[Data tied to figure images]

===

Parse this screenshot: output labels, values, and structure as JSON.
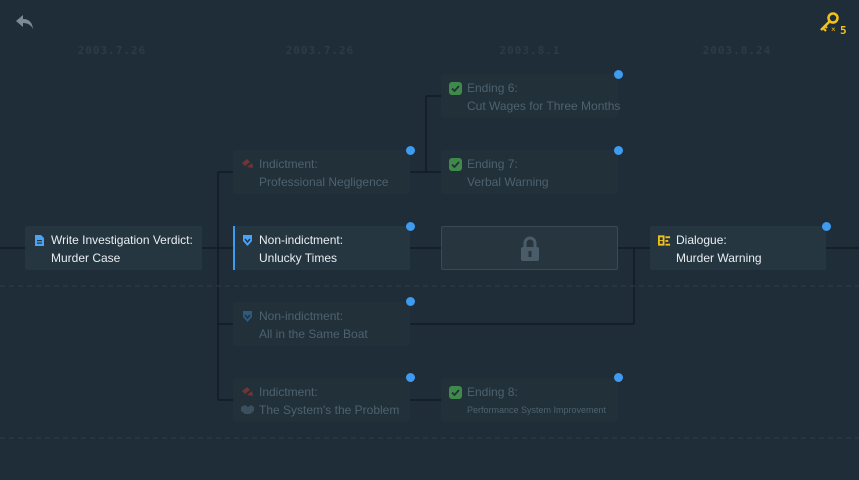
{
  "header": {
    "back_icon": "back-arrow-icon",
    "key_icon": "key-icon",
    "key_count": "5",
    "key_count_prefix": "×",
    "dates": [
      "2003.7.26",
      "2003.7.26",
      "2003.8.1",
      "2003.8.24"
    ]
  },
  "nodes": {
    "investigation": {
      "line1": "Write Investigation Verdict:",
      "line2": "Murder Case",
      "icon": "document-icon"
    },
    "negligence": {
      "line1": "Indictment:",
      "line2": "Professional Negligence",
      "icon": "indictment-icon"
    },
    "unlucky": {
      "line1": "Non-indictment:",
      "line2": "Unlucky Times",
      "icon": "non-indictment-icon"
    },
    "same_boat": {
      "line1": "Non-indictment:",
      "line2": "All in the Same Boat",
      "icon": "non-indictment-icon"
    },
    "system": {
      "line1": "Indictment:",
      "line2": "The System's the Problem",
      "icon": "indictment-icon"
    },
    "ending6": {
      "line1": "Ending 6:",
      "line2": "Cut Wages for Three Months",
      "icon": "check-icon"
    },
    "ending7": {
      "line1": "Ending 7:",
      "line2": "Verbal Warning",
      "icon": "check-icon"
    },
    "locked": {
      "icon": "lock-icon"
    },
    "ending8": {
      "line1": "Ending 8:",
      "line2": "Performance System Improvement",
      "icon": "check-icon"
    },
    "dialogue": {
      "line1": "Dialogue:",
      "line2": "Murder Warning",
      "icon": "dialogue-icon"
    }
  },
  "colors": {
    "background": "#1f2d39",
    "node": "#263640",
    "accent_blue": "#3d9bf0",
    "key_gold": "#f2c21b",
    "check_green": "#3f8a4a",
    "indictment_red": "#7a3535"
  }
}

===

## What is being asked
Output all the records, word for word, with no pictures in the copy.

## The response
Parse this screenshot: output labels, values, and structure as JSON.
{
  "header": {
    "back_icon": "back-arrow-icon",
    "key_icon": "key-icon",
    "key_count": "5",
    "key_count_prefix": "×",
    "dates": [
      "2003.7.26",
      "2003.7.26",
      "2003.8.1",
      "2003.8.24"
    ]
  },
  "nodes": {
    "investigation": {
      "line1": "Write Investigation Verdict:",
      "line2": "Murder Case",
      "icon": "document-icon"
    },
    "negligence": {
      "line1": "Indictment:",
      "line2": "Professional Negligence",
      "icon": "indictment-icon"
    },
    "unlucky": {
      "line1": "Non-indictment:",
      "line2": "Unlucky Times",
      "icon": "non-indictment-icon"
    },
    "same_boat": {
      "line1": "Non-indictment:",
      "line2": "All in the Same Boat",
      "icon": "non-indictment-icon"
    },
    "system": {
      "line1": "Indictment:",
      "line2": "The System's the Problem",
      "icon": "indictment-icon"
    },
    "ending6": {
      "line1": "Ending 6:",
      "line2": "Cut Wages for Three Months",
      "icon": "check-icon"
    },
    "ending7": {
      "line1": "Ending 7:",
      "line2": "Verbal Warning",
      "icon": "check-icon"
    },
    "locked": {
      "icon": "lock-icon"
    },
    "ending8": {
      "line1": "Ending 8:",
      "line2": "Performance System Improvement",
      "icon": "check-icon"
    },
    "dialogue": {
      "line1": "Dialogue:",
      "line2": "Murder Warning",
      "icon": "dialogue-icon"
    }
  },
  "colors": {
    "background": "#1f2d39",
    "node": "#263640",
    "accent_blue": "#3d9bf0",
    "key_gold": "#f2c21b",
    "check_green": "#3f8a4a",
    "indictment_red": "#7a3535"
  }
}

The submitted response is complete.